*Exercise objective:*
Search the material and gather each line with "this" in it.

*Extracted records:*
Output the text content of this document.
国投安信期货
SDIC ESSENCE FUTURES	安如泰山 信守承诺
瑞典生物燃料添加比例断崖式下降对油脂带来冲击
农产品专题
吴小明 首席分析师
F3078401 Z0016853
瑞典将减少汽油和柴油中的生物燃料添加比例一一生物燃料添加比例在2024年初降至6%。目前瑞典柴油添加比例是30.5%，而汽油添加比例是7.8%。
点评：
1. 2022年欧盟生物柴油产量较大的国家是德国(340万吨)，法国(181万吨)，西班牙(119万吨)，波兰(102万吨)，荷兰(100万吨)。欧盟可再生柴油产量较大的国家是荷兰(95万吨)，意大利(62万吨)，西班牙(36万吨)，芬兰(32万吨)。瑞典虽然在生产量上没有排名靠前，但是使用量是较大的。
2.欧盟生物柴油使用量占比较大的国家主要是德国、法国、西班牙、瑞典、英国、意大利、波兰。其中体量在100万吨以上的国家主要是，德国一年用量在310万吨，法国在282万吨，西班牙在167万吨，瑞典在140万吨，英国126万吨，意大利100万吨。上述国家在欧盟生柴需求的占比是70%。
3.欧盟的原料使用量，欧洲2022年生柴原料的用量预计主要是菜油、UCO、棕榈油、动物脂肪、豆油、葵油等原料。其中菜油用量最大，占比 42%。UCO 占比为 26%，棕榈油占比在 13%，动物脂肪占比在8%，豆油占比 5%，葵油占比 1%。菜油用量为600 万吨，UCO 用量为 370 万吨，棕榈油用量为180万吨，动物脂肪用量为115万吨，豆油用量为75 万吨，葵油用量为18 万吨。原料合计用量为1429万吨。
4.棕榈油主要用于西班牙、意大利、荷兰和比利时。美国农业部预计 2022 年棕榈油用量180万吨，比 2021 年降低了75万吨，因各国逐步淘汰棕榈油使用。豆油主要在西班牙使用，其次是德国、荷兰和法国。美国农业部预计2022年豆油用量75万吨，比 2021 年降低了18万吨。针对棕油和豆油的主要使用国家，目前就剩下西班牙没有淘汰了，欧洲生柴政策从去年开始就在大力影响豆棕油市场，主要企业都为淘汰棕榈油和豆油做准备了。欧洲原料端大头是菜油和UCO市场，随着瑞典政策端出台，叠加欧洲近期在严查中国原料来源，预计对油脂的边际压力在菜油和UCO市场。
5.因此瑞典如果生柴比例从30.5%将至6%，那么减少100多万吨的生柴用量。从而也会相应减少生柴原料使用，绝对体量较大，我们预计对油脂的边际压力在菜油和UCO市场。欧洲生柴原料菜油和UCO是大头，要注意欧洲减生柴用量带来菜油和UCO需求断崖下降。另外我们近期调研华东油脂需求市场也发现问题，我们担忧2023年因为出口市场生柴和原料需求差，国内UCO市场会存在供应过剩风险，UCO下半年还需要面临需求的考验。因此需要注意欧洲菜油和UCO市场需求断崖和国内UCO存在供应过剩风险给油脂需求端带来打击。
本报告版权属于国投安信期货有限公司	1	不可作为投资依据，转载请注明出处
==
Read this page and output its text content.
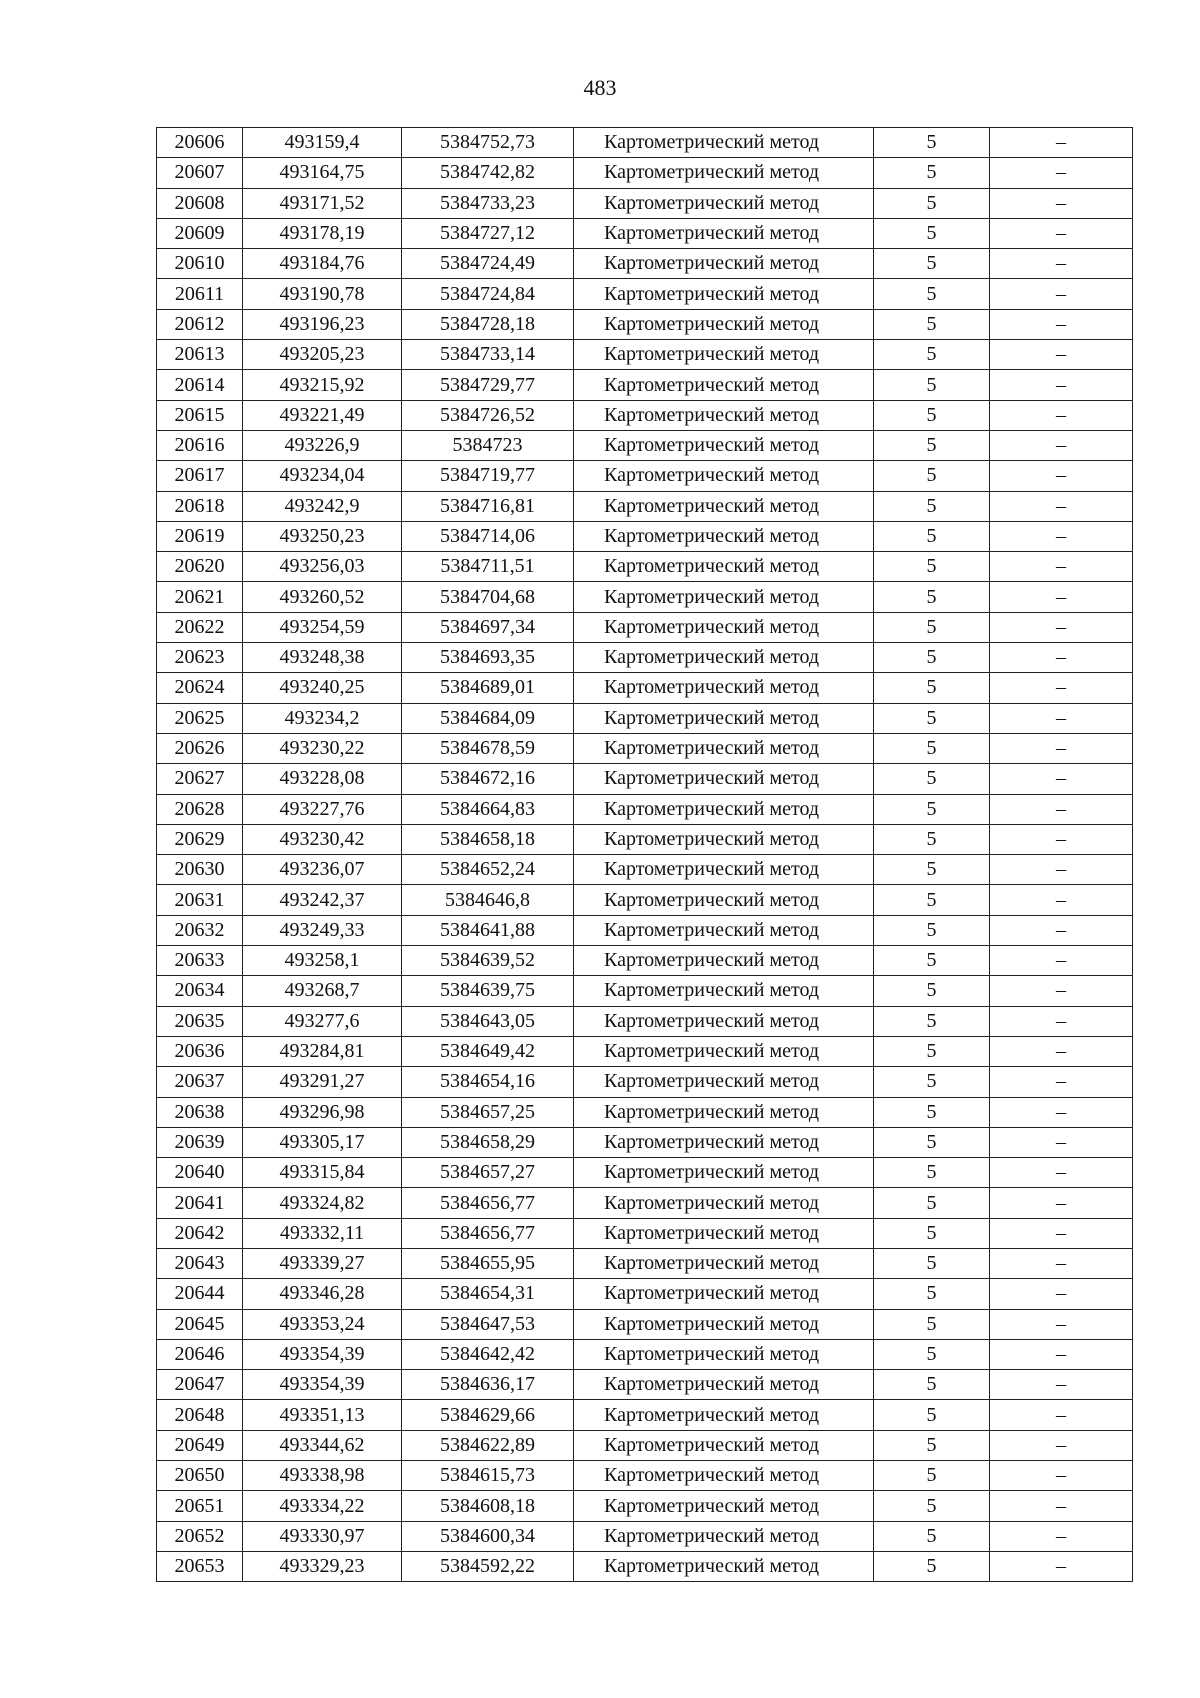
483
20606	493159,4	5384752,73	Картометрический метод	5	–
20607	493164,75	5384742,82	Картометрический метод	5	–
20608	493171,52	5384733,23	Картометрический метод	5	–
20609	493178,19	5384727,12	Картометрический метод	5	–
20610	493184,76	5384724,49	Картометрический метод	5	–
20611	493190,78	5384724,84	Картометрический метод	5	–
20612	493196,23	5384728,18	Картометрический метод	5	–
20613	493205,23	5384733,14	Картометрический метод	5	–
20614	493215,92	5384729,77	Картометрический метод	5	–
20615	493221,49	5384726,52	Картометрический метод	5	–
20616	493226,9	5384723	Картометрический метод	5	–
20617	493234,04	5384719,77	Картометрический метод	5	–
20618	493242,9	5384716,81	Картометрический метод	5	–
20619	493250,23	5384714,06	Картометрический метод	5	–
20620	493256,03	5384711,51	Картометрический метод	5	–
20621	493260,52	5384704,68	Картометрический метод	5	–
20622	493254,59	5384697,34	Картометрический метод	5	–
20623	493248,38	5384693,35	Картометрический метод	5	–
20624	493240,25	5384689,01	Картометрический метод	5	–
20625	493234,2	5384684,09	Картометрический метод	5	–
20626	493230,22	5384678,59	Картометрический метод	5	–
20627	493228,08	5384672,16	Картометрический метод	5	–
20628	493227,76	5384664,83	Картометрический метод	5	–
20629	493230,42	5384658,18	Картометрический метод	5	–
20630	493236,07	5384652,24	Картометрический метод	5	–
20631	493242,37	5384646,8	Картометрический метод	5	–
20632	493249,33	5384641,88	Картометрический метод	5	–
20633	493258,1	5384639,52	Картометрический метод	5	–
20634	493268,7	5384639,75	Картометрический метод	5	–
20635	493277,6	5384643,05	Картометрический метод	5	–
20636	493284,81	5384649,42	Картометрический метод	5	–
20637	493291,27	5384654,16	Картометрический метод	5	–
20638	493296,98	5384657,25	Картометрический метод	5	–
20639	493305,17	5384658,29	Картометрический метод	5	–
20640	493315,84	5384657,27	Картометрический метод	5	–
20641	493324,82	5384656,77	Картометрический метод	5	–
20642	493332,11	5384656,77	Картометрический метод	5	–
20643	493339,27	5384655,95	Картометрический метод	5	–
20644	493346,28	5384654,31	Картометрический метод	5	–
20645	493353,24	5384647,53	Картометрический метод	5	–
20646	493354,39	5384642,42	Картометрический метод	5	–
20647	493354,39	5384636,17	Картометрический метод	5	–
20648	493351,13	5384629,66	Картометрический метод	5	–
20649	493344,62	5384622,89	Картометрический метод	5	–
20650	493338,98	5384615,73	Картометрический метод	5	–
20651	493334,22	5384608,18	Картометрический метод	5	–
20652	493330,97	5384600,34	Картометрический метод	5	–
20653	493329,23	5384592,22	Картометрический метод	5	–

*Written answer:*
Output the text content of this document.
Read this page and output its text content.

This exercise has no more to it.